== Sasaran Tugas A ==
Salin tanpa perubahan bagian teks tentang si kecil belajar menulis dari "Seputar Menulis : Kapan" sampai "memegang pegangan cangkirnya.".
== Sasaran Tugas B ==
Menurut teks tentang si kecil belajar menulis, aktivitas lain apa saja yang berguna untuk melatih kekuatan jari saat memegang pensil?
== Sasaran Tugas C ==
Teruskan teks tentang si kecil belajar menulis, dimulai tepat setelah kalimat terakhir yang ditampilkan.

== Halaman ==
------------------------

Latihan terbaik untuk mempersiapkan si kecil memegang pensil dengan benar antara lain dengan mengajarinya memegang krayon yang sudah pendek (tidak utuh lagi) atau kapur pendek untuk kegiatannya saat mencorat coret atau mewarnai. Dengan menggunakan potongan krayon/kapur yang pendek bisa melatih kekuatan ketiga jari yang kelak digunakan untuk memegang pensil. Hanya saja, mengingat usia si kecil, kita perlu berhati-hati untuk mengawasi si kecil saat bermain-main dengan krayon/kapur pendeknya, agar tidak sampai termakan atau tertelan.
 
Aktivitas lain yang berguna untuk melatih kekuatan jari-jari saat memegang pensil antara lain adalah bermain menyemprotkan air dengan botol penyemprot, bermain lilin (play dough) dan latihan menggunting.
 

Sabtu, 13 Oktober 2012

Seputar Menulis : Kapan Si Kecil Siap Belajar Menulis?

Kita bisa mengamati perkembangan si kecil dari hari kehari sebelum mulai mengajaknya berlatih menulis. Apa saja tanda-tanda yang bisa kita jadikan patokan untuk mulai melatihnya menulis dengan benar? Berikut beberapa dari tanda-tanda itu :
  • Anak sudah mulai terlihat konsisten menggunakan salah satu tangan (entah itu kiri atau kanan) pada saat ia makan.
  •  Anak sudah menggunakan tangan yang paling dominan (entah itu kiri atau kanan) saat ia mewarnai gambar.
  • Anak dapat menggunakan tangan lain yang tak dominan untuk menjadi penyeimbang saat ia harus melakukan aktivitas dengan menggunakan dua tangan. Misalnya, saat ia menuang air minum ke dalam cangkir, ia bisa menuang dengan tangan kanan dan menggunakan tangan kiri untuk memegang pegangan cangkirnya.
  • Anak sudah bisa memegang pensil,pensil warna atau krayon dengan jari-jari mendekati ujung bawah pensil (bagian untuk menulis/mewarnai), yaitu dengan posisi tiga jari (atau empat jari) menunjuk ke arah kertas saat ia mencorat coret kertas, menggambar atau mewarnai.

------------------------

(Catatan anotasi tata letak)

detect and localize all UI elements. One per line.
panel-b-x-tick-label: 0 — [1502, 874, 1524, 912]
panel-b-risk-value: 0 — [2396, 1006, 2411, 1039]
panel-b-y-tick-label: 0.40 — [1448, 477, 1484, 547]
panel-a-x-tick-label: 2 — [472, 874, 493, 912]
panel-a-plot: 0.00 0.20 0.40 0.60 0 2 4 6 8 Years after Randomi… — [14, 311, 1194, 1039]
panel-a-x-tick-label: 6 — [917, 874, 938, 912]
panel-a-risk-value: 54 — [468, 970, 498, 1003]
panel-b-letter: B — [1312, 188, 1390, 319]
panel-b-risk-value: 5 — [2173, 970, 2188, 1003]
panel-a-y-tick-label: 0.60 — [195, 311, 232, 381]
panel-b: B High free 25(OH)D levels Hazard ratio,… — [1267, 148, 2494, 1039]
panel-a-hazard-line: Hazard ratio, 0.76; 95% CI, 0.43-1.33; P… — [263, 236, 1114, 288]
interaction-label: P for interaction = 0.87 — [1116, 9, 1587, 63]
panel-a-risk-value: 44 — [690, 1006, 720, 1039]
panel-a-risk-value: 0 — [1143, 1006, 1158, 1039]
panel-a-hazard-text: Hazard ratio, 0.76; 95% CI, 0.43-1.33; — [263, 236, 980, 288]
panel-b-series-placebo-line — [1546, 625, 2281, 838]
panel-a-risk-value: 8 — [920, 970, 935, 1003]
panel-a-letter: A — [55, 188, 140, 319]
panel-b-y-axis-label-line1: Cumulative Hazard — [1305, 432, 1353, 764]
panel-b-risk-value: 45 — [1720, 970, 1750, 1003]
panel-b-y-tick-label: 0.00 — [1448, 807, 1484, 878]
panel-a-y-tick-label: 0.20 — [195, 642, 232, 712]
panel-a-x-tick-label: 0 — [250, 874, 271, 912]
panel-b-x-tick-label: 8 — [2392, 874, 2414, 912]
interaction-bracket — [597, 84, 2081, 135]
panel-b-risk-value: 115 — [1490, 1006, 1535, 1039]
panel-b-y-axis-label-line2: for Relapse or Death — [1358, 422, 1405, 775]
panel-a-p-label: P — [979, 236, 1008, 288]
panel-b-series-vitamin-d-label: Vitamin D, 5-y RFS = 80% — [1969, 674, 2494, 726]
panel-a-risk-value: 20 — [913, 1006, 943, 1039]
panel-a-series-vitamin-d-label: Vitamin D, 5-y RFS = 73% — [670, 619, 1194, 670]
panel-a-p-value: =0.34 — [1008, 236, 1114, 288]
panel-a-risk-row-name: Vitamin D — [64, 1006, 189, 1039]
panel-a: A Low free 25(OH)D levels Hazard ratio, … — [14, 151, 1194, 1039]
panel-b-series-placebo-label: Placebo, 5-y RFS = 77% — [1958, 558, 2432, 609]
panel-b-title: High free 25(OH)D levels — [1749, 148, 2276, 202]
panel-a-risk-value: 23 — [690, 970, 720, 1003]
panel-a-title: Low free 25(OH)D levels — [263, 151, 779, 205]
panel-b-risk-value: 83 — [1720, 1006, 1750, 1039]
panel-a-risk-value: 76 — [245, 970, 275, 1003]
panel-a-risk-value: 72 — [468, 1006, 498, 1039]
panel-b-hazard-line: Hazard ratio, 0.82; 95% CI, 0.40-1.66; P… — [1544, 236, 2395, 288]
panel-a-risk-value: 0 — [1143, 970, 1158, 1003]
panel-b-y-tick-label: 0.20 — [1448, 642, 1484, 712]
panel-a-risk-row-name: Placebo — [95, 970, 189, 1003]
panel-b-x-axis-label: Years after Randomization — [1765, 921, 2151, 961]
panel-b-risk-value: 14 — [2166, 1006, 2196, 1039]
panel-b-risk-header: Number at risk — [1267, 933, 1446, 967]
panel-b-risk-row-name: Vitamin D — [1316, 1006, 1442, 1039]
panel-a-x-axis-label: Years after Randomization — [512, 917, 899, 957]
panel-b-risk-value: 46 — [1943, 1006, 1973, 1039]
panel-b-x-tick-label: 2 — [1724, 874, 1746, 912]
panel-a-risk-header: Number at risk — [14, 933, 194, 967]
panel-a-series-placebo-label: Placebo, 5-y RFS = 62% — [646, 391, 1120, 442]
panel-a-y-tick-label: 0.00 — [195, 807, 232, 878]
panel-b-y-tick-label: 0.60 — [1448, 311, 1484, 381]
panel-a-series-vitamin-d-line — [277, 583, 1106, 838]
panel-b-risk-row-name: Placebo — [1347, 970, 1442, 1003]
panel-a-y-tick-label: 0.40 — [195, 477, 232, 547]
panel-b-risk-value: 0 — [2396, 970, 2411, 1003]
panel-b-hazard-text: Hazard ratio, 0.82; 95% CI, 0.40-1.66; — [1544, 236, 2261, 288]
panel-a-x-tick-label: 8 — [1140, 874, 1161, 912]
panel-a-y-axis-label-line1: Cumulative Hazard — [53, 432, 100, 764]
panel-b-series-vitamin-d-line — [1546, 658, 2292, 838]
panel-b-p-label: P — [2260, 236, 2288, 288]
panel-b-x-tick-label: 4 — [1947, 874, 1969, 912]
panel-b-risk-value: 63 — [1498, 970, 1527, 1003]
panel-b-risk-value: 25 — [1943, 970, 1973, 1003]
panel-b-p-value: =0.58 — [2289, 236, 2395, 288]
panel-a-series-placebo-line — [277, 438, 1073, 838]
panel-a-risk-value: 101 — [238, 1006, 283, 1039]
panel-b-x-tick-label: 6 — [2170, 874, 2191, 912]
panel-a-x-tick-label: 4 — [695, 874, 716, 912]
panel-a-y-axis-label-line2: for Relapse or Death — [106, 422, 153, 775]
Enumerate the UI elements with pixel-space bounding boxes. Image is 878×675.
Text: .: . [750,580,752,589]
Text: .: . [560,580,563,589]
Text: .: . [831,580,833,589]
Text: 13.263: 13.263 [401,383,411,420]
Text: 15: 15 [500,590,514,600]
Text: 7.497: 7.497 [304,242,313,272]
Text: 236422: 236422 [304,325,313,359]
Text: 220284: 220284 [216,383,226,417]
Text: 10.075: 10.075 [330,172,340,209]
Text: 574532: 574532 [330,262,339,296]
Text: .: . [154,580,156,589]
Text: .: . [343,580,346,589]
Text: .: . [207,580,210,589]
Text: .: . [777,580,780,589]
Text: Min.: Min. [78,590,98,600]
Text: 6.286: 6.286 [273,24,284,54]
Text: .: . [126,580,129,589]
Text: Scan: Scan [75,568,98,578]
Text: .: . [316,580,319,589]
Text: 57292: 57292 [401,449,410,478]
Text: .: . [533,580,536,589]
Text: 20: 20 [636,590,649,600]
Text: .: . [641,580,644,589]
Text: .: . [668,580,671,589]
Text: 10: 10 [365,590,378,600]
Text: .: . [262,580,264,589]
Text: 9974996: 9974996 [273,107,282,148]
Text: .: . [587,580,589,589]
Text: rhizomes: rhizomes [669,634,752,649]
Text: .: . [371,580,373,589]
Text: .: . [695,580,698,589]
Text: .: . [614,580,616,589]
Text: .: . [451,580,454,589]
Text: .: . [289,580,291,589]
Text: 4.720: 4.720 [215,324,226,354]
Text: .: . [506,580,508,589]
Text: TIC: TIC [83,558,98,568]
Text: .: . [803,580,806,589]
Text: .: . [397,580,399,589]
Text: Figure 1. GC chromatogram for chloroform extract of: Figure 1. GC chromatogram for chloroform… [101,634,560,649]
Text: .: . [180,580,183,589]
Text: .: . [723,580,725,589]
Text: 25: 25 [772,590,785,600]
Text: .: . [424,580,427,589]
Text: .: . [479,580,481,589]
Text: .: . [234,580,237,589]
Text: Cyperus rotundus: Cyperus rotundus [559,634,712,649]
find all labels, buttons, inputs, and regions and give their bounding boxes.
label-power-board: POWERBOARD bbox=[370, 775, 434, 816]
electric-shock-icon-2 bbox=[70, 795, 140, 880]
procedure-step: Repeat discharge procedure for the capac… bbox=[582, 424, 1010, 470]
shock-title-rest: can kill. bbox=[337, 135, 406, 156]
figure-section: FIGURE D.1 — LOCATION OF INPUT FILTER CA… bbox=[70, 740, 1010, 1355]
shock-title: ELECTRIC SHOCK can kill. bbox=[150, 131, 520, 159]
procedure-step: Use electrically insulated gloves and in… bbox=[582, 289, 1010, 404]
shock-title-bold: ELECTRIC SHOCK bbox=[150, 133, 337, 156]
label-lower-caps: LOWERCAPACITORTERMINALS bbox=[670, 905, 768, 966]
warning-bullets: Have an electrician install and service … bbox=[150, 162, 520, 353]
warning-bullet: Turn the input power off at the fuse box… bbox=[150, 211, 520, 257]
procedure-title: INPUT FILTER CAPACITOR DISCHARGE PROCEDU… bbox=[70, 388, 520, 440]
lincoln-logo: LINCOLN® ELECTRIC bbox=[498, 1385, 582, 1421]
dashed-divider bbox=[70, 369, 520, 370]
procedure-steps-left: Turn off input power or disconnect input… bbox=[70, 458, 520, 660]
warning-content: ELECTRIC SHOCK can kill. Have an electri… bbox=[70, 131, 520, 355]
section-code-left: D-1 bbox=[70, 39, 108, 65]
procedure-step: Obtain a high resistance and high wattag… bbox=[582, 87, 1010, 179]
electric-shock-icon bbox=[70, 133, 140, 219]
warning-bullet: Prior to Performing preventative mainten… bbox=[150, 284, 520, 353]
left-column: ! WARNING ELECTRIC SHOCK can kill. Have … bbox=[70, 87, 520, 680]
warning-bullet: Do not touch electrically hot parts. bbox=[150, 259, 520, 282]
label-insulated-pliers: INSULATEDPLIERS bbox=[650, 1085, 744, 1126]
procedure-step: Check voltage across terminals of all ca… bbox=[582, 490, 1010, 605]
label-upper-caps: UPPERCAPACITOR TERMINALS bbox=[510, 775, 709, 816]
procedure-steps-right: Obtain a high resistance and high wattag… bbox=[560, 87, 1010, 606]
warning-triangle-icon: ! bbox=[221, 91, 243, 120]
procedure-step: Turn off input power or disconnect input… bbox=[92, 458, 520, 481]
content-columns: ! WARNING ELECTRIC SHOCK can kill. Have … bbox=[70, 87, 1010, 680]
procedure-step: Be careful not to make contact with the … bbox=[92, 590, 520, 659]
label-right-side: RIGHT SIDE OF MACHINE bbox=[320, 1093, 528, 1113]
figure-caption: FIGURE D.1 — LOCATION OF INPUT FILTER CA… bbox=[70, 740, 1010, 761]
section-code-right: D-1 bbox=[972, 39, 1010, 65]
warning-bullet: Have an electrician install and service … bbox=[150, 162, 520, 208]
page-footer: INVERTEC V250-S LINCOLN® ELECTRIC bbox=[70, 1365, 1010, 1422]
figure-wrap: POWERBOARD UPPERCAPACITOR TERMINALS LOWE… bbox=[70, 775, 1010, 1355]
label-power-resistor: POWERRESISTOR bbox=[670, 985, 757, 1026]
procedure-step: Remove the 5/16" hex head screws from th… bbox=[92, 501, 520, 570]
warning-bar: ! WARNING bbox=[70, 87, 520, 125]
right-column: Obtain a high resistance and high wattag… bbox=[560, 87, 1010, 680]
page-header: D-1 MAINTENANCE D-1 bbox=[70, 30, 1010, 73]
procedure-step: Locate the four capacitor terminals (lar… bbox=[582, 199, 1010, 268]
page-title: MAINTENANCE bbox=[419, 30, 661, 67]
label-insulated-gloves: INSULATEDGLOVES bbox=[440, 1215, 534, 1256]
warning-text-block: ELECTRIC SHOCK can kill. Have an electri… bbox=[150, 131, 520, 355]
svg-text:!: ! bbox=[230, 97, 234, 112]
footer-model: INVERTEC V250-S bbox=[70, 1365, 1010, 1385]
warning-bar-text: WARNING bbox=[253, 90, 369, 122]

------------------------

== Jawaban Tertulis A ==
Seputar Menulis : Kapan Si Kecil Siap Belajar Menulis?

Kita bisa mengamati perkembangan si kecil dari hari kehari sebelum mulai mengajaknya berlatih menulis. Apa saja tanda-tanda yang bisa kita jadikan patokan untuk mulai melatihnya menulis dengan benar? Berikut beberapa dari tanda-tanda itu :
  • Anak sudah mulai terlihat konsisten menggunakan salah satu tangan (entah itu kiri atau kanan) pada saat ia makan.
  •  Anak sudah menggunakan tangan yang paling dominan (entah itu kiri atau kanan) saat ia mewarnai gambar.
  • Anak dapat menggunakan tangan lain yang tak dominan untuk menjadi penyeimbang saat ia harus melakukan aktivitas dengan menggunakan dua tangan. Misalnya, saat ia menuang air minum ke dalam cangkir, ia bisa menuang dengan tangan kanan dan menggunakan tangan kiri untuk memegang pegangan cangkirnya.

== Jawaban Tertulis B ==
Bermain menyemprotkan air dengan botol penyemprot, bermain lilin (play dough), dan latihan menggunting.

== Jawaban Tertulis C ==
  • Anak sudah dapat menggambar garis atau bentuk sederhana, semisal lingkaran.
  • Anak ulai menggambar bentuk orang atau benda tertentu.
  • Anak mulai membuat tanda-tanda yang terihat seperti simbol tertentu.
  • Anak sudah bisa menyelesaikan maze/puzzle sederhana atau menghubungkan titik-titik yang membentuk gambar tertentu
  • Anak mulai memperlihatkan ketertarikannya untuk berusaha mewarnai didalam garis (tidak lagi asal mewarnai)

referensi:
 Hallissy Jennifer, the write start, p. 20
 


Jumat, 12 Oktober 2012

Seputar Menulis : Mendukung Si Kecil Sesuai Tahapan

Setelah mengetahui hal-hal apa yang akan dilakukan oleh sang calon penulis di rumah kita dalam setiap tahapannya, kita sebagai orang tua diharapkan dapat senantiasa mendukung mereka. Dukungan kita sudah tentu disesuaikan dengan tahapan yang tengah dilalui anak-anak.
  
Dukungan bagi Sang Pencorat Coret
Apa yang bisa kita lakukan bersama si kecil dalam tahapan ini? Jawabannya mudah saja, mari kita ikut mencorat coret bersama mereka. 

Si kecil dalam tahapannya ini akan melakukan aktivitas corat coretnya sepenuh hati. Hal penting yang mereka butuhkan adalah kegembiraan dalam melakukan aktivitasnya. Sebagai orang tua kita harus bisa menunjukkan pada mereka betapa menyenangkannya aktivitas ini.

Duduklah bersisian atau berhadapan dengan si kecil. Buatlah karya "coretan" kita sendiri dengan maksud bersenang-senang. Tak perlu memikirkan konsep atau niatan mengajarkan teknik tertentu pada si kecil, karena ia memang belum waktunya mempelajari itu dan malahan akan berpotensi menurunkan minat mereka.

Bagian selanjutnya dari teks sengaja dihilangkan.